CHALLENGE A: According to the wrestling review, who won the match between Yota Tsuji and Ren Narita, and with what hold?

* START GIVEN TEXT *

After the opening night of the tour took place in a not-exactly-full Korakuen Hall, I’m happy to say it’s business as usual this time, with the main event here being an Elimination match between Los Ingobernables de Japon and Suzuki-gun.
Yota Tsuji vs. Ren Narita
This was Tsuji’s second match, having debuted at the Lion’s Gate Project show earlier in the week, and he started off well, going back-and-forth with Narita in the opening stages, swapping wristlocks back-and-forth.
Eventually Narita took Tsuji to the mat and started putting boots to him, before using a grounded surfboard as he tried to force Tsuji away from the ropes. Heck, we even got an old school toe hold, before the newcomers fired back with some overhand chops… but Narita’s got those too, and almost gets a win with it.
Narita tries a single-leg crab, but Tsuji’s way too close to the ropes, and after breaking free he hits a sweet dropkick. That’s a class I want to see, given how many of these Young Lions are landing those beautifully these days… He’s back to the chops too, before hiptossing Narita out for a near-fall, and then slaps the godddamned taste out his mouth. Dear GOD that was loud. There’s another one that decks Narita for a near-fall, and that’s gotten the crowd on his side, but Narita’s back with a dropkick and a back body drop for near-falls, before turning the rookie into a Boston crab as Narita took the win. Holy hell, that escalated real quick, huh? I love how after only two matches, Tsuji’s showing an edge – and if his development goes well, he’s going to be a real hoss. **¾
Shota Umino vs. Yuji Nagata
From the newbies, to perhaps the cream of the current class, especially after recent excursions and departures.
Umino started out by putting the boots to Nagata in the corner, catching the veteran off guard, before taking him down for some ground and pound. It’s an aggressive start from Umino, but Nagata’s quickly firing back, kicking him in the back and legs as he took over with some venom.
A Fujiwara armbar attempt forced Umino into the ropes, as Nagata went to work on the arm, following with a key lock as another rope break was called. Umino tried to fight back, but it was a case of throwing many shots with little effect before getting decked with one… and met with many more kicks as Nagata measured the rookie on the mat. To his credit, Umino kept fighting back, landing a missile dropkick for a near-fall before… trying a cross-arm breaker? Yeah, that was easily escaped, but he surprises Nagata with a German suplex after a boot into the corner misses… ahead of one more missile dropkick as Nagata looked to be on the ropes.

* END GIVEN TEXT *

CHALLENGE B: Reproduce the stretch of rows from the first row through the row containing "list-number: 1. [113,670,126,686]", including both ends, and nothing else.

* START INFORMATION SHOWN *

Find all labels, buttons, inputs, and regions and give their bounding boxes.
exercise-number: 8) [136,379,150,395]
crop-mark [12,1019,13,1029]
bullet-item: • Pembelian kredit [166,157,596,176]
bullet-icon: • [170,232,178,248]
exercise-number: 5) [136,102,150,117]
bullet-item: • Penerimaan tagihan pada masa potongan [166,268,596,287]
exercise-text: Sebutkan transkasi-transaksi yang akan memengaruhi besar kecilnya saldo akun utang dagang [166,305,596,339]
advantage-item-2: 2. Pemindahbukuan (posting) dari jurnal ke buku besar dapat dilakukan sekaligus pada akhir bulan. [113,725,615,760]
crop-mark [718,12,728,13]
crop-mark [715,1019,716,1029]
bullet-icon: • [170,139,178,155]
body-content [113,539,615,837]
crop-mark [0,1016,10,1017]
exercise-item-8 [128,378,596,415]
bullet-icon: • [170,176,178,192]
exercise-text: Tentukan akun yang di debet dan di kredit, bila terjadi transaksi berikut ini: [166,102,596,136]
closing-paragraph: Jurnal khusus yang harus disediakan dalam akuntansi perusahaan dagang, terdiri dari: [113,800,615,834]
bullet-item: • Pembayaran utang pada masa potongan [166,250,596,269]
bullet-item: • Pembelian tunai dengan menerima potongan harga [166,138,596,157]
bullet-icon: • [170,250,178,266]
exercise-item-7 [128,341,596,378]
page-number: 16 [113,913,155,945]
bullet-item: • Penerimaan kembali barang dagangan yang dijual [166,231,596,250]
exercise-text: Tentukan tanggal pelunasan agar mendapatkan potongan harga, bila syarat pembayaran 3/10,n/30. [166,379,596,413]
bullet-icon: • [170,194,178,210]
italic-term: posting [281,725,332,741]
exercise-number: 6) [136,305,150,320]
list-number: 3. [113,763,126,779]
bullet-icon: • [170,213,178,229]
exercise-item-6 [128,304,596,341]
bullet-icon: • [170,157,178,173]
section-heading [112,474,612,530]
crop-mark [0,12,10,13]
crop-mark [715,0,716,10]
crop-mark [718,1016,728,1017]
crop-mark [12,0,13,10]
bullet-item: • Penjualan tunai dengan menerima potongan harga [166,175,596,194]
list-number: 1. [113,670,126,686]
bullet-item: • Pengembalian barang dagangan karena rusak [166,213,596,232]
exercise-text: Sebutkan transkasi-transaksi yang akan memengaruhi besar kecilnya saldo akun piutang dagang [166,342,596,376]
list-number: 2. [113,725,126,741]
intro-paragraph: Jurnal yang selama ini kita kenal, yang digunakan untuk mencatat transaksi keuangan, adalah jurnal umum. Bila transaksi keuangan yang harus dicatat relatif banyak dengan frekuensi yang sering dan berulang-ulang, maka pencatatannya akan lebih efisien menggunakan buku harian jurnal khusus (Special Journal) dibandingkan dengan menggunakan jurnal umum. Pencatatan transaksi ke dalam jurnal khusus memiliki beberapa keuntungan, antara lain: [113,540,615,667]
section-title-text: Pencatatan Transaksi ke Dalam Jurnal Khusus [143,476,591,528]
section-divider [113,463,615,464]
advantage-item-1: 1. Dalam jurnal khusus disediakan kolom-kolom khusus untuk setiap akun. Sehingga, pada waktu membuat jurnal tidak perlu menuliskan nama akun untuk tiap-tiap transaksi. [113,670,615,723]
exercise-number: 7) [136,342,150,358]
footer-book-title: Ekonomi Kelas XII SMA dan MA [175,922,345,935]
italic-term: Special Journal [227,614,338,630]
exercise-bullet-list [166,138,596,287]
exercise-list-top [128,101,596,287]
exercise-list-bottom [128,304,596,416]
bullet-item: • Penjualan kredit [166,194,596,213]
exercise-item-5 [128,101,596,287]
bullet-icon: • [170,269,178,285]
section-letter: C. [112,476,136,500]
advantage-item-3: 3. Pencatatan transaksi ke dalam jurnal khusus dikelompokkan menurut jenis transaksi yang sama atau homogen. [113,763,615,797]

* END INFORMATION SHOWN *

WRITTEN REPLY A: Ren Narita won with a Boston crab.

WRITTEN REPLY B:
Find all labels, buttons, inputs, and regions and give their bounding boxes.
exercise-number: 8) [136,379,150,395]
crop-mark [12,1019,13,1029]
bullet-item: • Pembelian kredit [166,157,596,176]
bullet-icon: • [170,232,178,248]
exercise-number: 5) [136,102,150,117]
bullet-item: • Penerimaan tagihan pada masa potongan [166,268,596,287]
exercise-text: Sebutkan transkasi-transaksi yang akan memengaruhi besar kecilnya saldo akun utang dagang [166,305,596,339]
advantage-item-2: 2. Pemindahbukuan (posting) dari jurnal ke buku besar dapat dilakukan sekaligus pada akhir bulan. [113,725,615,760]
crop-mark [718,12,728,13]
crop-mark [715,1019,716,1029]
bullet-icon: • [170,139,178,155]
body-content [113,539,615,837]
crop-mark [0,1016,10,1017]
exercise-item-8 [128,378,596,415]
bullet-icon: • [170,176,178,192]
exercise-text: Tentukan akun yang di debet dan di kredit, bila terjadi transaksi berikut ini: [166,102,596,136]
closing-paragraph: Jurnal khusus yang harus disediakan dalam akuntansi perusahaan dagang, terdiri dari: [113,800,615,834]
bullet-item: • Pembayaran utang pada masa potongan [166,250,596,269]
bullet-item: • Pembelian tunai dengan menerima potongan harga [166,138,596,157]
bullet-icon: • [170,250,178,266]
exercise-item-7 [128,341,596,378]
page-number: 16 [113,913,155,945]
bullet-item: • Penerimaan kembali barang dagangan yang dijual [166,231,596,250]
exercise-text: Tentukan tanggal pelunasan agar mendapatkan potongan harga, bila syarat pembayaran 3/10,n/30. [166,379,596,413]
bullet-icon: • [170,194,178,210]
italic-term: posting [281,725,332,741]
exercise-number: 6) [136,305,150,320]
list-number: 3. [113,763,126,779]
bullet-icon: • [170,213,178,229]
exercise-item-6 [128,304,596,341]
bullet-icon: • [170,157,178,173]
section-heading [112,474,612,530]
crop-mark [0,12,10,13]
crop-mark [715,0,716,10]
crop-mark [718,1016,728,1017]
crop-mark [12,0,13,10]
bullet-item: • Penjualan tunai dengan menerima potongan harga [166,175,596,194]
list-number: 1. [113,670,126,686]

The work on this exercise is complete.